INSTRUCTION
Lines containing the string "direction" are to be counted. Write only how many there are.

Collection entries
»»

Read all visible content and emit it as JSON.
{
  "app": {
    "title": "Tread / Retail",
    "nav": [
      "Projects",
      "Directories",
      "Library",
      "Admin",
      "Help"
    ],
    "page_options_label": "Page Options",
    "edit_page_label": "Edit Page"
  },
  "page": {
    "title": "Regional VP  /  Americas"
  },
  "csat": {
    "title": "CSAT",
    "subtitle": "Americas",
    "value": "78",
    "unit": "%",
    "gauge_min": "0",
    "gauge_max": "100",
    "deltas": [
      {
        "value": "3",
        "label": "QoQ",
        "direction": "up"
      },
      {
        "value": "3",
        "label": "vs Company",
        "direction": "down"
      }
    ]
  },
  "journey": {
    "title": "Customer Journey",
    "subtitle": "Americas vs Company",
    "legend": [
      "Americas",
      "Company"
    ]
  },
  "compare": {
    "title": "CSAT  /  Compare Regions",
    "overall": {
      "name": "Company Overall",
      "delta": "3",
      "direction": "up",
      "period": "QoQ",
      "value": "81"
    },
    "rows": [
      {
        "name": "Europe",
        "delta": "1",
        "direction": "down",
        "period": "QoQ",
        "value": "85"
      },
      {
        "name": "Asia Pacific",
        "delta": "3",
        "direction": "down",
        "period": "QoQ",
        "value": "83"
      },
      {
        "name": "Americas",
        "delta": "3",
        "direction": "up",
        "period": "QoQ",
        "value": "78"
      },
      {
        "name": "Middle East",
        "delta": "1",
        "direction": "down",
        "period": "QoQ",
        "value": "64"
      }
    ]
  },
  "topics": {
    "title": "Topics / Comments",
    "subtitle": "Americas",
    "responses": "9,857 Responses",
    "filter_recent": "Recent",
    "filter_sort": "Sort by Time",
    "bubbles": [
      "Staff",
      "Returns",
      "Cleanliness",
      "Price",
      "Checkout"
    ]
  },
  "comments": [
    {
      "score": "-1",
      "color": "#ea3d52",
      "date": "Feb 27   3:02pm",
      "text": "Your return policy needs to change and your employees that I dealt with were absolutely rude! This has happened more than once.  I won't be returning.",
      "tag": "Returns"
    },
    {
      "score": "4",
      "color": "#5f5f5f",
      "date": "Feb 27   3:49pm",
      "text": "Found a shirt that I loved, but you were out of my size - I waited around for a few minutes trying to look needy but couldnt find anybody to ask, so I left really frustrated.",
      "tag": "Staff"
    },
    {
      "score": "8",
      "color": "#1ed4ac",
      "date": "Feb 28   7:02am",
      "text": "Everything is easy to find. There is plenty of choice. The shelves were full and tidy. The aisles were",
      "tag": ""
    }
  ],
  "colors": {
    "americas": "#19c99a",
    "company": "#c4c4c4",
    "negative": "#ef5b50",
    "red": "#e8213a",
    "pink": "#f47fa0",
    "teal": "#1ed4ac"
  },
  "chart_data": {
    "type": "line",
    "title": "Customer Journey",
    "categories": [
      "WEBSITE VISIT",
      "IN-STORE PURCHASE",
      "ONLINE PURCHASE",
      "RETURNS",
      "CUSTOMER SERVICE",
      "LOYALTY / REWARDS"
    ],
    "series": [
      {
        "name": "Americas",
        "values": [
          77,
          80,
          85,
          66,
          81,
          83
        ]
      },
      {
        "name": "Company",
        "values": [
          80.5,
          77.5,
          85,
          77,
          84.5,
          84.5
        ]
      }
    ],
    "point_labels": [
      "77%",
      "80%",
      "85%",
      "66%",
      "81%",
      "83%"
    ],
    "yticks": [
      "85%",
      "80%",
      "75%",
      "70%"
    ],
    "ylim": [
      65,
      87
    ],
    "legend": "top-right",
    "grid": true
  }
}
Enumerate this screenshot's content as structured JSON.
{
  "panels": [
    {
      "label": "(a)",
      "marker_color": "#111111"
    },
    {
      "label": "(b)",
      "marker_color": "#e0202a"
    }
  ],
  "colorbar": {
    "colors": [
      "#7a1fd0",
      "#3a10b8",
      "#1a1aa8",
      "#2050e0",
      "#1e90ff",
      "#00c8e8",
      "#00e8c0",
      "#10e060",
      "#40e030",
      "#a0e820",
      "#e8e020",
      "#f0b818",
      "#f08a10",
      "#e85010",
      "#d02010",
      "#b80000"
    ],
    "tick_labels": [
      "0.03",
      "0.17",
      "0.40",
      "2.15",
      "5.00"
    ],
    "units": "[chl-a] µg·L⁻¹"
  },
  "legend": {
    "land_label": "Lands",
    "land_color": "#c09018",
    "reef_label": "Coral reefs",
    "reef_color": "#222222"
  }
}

««
»»

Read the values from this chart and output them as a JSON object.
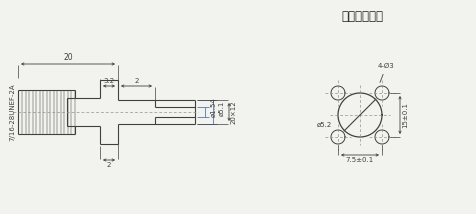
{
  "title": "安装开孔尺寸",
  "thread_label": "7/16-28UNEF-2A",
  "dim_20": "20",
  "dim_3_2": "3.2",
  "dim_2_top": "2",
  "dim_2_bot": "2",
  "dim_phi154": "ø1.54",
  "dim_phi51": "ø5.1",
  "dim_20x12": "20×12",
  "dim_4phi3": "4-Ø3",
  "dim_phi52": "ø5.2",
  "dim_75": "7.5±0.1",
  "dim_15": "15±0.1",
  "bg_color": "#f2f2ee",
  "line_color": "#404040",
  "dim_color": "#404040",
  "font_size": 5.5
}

««

PROBLEM SOLUTION
7